§ Given problem
Find each line containing the string "text". Copy it.

Rows from a figure dataset:
####################
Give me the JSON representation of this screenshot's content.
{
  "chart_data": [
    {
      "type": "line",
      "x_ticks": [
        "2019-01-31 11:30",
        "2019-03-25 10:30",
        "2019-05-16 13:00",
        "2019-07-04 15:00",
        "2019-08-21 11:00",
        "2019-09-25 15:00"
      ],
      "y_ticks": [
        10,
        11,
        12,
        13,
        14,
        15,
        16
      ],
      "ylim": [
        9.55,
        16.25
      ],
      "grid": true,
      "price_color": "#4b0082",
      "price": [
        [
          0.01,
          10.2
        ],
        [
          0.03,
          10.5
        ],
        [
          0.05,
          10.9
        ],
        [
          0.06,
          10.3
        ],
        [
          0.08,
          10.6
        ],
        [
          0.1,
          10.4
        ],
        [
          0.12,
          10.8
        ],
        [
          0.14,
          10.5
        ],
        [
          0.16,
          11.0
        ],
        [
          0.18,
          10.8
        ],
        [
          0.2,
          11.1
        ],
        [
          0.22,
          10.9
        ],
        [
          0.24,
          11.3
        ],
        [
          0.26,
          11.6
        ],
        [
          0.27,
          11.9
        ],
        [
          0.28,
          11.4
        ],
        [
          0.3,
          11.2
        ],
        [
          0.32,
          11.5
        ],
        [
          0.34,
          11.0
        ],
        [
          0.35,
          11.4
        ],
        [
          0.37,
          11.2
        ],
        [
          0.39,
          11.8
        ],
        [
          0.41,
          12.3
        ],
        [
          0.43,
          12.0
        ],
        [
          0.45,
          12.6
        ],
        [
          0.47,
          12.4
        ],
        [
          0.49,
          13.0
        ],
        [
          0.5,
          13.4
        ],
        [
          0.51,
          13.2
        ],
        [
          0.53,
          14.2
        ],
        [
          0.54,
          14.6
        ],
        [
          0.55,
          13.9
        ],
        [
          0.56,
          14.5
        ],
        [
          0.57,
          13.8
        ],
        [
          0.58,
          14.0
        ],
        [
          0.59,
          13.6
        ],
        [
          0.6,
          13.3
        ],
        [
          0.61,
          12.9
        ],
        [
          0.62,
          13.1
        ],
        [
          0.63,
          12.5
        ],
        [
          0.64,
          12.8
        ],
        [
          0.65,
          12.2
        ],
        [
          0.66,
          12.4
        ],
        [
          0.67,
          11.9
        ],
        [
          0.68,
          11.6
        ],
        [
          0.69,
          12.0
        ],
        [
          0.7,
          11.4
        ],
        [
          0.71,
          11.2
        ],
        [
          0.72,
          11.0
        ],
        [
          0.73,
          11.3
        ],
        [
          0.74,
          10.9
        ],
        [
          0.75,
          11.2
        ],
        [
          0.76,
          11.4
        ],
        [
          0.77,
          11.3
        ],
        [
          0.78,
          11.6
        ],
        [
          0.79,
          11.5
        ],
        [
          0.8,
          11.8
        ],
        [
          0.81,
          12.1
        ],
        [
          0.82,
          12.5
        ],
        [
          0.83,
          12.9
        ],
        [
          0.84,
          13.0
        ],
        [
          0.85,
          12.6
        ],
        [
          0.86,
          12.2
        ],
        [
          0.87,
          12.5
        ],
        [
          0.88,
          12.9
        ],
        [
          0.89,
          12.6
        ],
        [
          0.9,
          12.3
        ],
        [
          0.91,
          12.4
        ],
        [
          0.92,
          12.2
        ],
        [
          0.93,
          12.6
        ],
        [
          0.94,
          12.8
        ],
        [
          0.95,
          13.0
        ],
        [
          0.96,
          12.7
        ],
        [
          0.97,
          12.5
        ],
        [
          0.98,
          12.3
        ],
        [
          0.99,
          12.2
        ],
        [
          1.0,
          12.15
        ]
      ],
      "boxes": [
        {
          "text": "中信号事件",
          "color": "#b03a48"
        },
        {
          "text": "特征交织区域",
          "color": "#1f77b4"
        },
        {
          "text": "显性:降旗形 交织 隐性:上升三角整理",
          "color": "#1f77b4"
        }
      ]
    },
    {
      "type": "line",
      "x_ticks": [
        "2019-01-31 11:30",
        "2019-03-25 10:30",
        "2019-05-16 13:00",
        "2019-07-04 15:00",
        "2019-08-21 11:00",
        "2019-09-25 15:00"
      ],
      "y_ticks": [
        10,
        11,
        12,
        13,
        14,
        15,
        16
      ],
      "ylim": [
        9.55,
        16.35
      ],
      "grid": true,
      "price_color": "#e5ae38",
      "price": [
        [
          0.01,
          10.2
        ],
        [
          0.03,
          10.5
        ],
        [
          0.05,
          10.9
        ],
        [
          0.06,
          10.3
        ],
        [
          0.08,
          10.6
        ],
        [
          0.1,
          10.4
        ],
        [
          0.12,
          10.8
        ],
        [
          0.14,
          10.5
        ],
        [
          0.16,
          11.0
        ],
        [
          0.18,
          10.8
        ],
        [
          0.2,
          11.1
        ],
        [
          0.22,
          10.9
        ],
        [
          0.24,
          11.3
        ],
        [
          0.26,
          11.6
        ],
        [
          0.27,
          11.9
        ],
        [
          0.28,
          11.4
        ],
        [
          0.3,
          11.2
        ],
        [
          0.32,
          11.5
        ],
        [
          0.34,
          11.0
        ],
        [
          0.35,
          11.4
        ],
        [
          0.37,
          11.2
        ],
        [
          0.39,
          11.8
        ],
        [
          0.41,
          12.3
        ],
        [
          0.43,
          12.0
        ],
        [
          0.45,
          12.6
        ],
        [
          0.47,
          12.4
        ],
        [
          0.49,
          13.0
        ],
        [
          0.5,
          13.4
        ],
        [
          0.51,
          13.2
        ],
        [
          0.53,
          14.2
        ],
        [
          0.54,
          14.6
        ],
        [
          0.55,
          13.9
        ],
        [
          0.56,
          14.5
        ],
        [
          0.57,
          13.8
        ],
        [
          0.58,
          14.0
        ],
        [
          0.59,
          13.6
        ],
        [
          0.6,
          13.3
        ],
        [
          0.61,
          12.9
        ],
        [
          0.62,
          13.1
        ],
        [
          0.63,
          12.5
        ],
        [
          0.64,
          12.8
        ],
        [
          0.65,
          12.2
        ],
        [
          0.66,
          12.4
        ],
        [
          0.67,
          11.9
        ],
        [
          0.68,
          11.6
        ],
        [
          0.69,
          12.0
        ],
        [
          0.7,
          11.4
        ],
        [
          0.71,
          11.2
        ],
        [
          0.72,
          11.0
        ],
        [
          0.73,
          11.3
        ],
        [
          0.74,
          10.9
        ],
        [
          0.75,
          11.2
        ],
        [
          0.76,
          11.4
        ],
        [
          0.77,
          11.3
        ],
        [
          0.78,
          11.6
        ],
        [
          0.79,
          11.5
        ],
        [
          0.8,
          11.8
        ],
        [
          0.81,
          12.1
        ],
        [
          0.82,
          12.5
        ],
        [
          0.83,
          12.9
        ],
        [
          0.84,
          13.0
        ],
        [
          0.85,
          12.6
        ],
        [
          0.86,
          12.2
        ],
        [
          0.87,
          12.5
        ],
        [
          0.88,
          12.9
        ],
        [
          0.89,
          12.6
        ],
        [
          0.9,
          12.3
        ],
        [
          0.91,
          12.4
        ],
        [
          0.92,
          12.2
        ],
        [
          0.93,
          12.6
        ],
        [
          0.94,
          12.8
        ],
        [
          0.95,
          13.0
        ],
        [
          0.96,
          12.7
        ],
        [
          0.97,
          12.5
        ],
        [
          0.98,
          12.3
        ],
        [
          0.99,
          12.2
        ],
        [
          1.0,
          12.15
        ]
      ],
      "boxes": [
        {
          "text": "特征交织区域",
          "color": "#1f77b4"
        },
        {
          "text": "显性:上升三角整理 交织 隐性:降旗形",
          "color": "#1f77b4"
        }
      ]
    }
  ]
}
####################
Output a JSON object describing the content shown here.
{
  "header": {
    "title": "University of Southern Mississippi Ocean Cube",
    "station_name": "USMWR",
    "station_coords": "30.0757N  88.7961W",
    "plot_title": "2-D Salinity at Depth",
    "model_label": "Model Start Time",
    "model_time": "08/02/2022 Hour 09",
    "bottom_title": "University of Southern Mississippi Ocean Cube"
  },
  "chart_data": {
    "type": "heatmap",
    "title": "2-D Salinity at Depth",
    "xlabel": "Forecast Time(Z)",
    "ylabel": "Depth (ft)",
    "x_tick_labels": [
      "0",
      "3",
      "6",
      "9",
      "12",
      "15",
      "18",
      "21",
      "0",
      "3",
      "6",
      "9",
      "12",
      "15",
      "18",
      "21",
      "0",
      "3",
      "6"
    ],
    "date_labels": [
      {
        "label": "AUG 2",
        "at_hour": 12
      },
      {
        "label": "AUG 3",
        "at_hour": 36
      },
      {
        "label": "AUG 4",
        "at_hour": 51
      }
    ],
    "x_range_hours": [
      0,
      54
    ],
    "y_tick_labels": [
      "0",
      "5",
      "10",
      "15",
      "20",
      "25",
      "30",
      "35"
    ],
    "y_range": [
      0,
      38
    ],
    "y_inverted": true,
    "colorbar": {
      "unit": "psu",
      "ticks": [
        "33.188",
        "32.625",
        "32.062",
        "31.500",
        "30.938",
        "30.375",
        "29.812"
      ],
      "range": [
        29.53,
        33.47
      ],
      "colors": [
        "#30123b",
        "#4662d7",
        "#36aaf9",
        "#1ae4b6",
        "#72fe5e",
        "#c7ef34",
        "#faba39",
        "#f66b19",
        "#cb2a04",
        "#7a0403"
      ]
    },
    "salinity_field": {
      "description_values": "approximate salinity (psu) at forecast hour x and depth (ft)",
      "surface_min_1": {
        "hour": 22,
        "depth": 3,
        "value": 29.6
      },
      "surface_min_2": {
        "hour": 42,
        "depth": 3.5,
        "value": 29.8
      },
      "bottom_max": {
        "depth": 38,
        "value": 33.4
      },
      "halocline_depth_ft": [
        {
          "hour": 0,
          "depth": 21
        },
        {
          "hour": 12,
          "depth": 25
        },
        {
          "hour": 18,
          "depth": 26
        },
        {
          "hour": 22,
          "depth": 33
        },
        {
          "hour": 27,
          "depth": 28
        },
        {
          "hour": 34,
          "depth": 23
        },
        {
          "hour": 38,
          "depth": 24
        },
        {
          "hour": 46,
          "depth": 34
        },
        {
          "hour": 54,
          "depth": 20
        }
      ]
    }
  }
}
####################
§ Correct output
          "text": "中信号事件",
          "text": "特征交织区域",
          "text": "显性:降旗形 交织 隐性:上升三角整理",
          "text": "特征交织区域",
          "text": "显性:上升三角整理 交织 隐性:降旗形",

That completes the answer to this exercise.